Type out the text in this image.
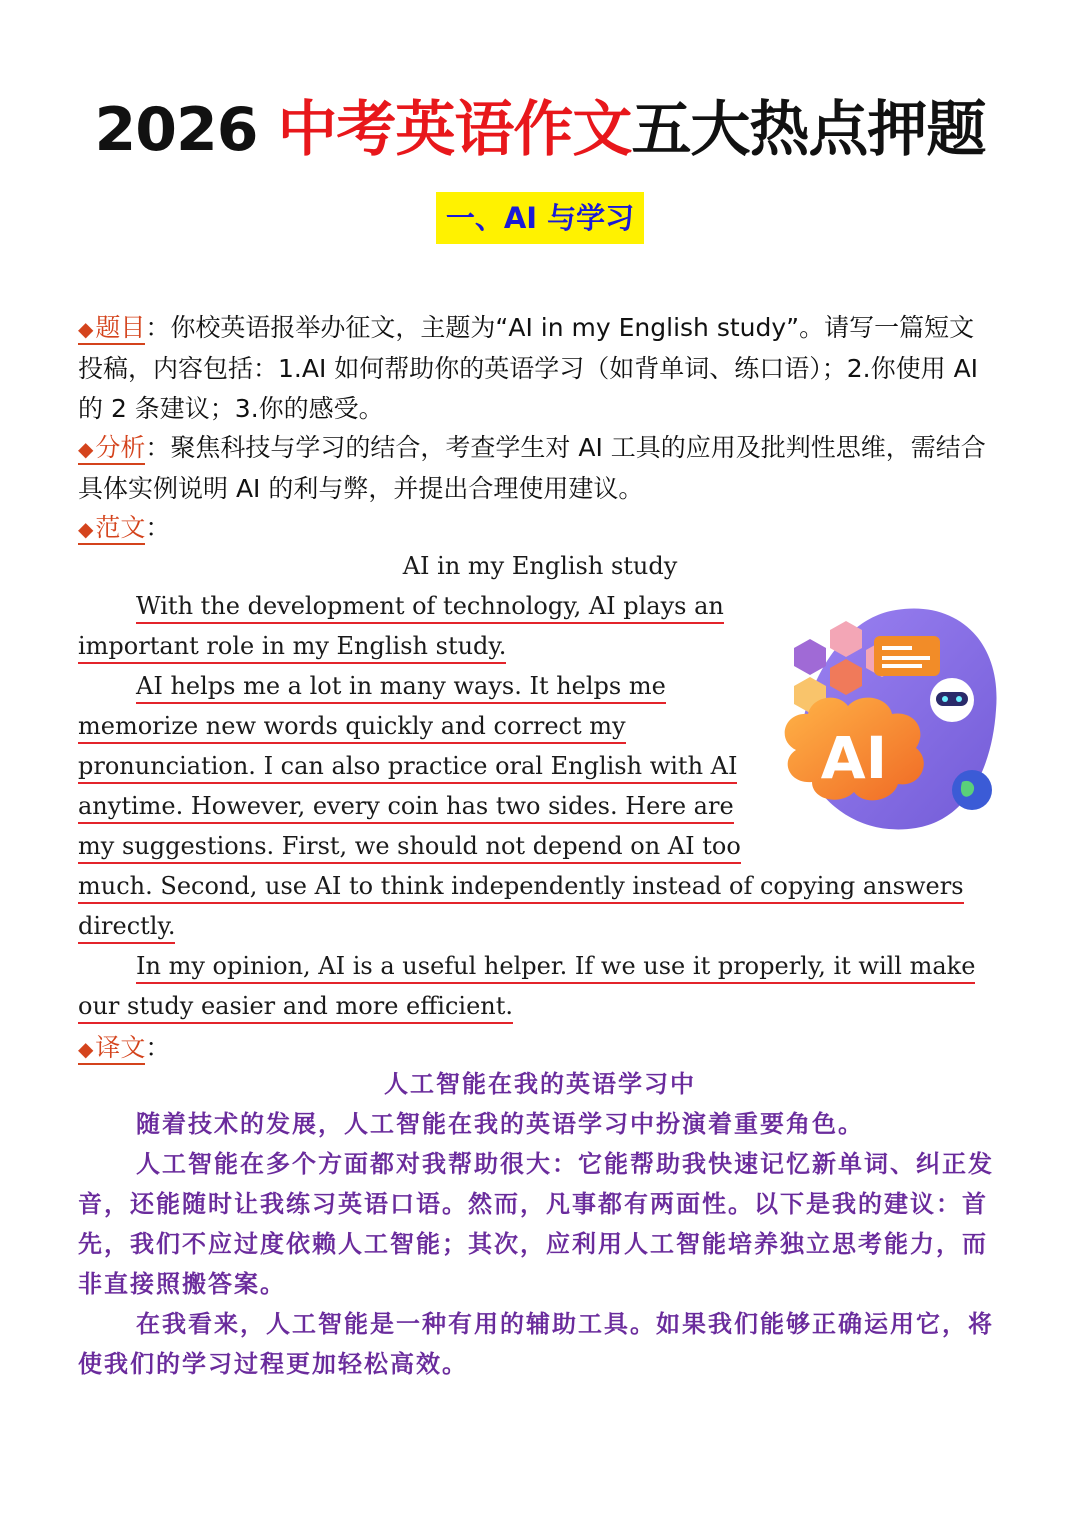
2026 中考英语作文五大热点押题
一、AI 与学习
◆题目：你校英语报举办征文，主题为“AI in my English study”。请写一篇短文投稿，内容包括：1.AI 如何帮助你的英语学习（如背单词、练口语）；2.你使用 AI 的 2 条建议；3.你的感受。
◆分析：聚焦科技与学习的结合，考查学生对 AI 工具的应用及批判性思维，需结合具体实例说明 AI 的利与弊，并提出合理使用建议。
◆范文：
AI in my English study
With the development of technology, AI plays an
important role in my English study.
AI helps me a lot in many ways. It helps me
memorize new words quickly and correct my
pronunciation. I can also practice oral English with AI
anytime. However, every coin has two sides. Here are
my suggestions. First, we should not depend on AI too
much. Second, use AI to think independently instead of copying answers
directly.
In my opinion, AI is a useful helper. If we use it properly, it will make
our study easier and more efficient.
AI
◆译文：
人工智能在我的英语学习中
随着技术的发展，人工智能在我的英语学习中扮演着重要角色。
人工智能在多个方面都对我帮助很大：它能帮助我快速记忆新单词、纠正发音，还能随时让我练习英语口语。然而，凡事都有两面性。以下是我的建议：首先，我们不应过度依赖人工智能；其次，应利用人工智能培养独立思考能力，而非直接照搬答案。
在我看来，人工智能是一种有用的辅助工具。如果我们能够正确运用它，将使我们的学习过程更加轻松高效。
◆ ◆ ◆ ◆ ◆ ◆ ◆
THE TASK — Say how many lines of the material contain the word "study", with no other text.

WRITTEN ANSWER — 4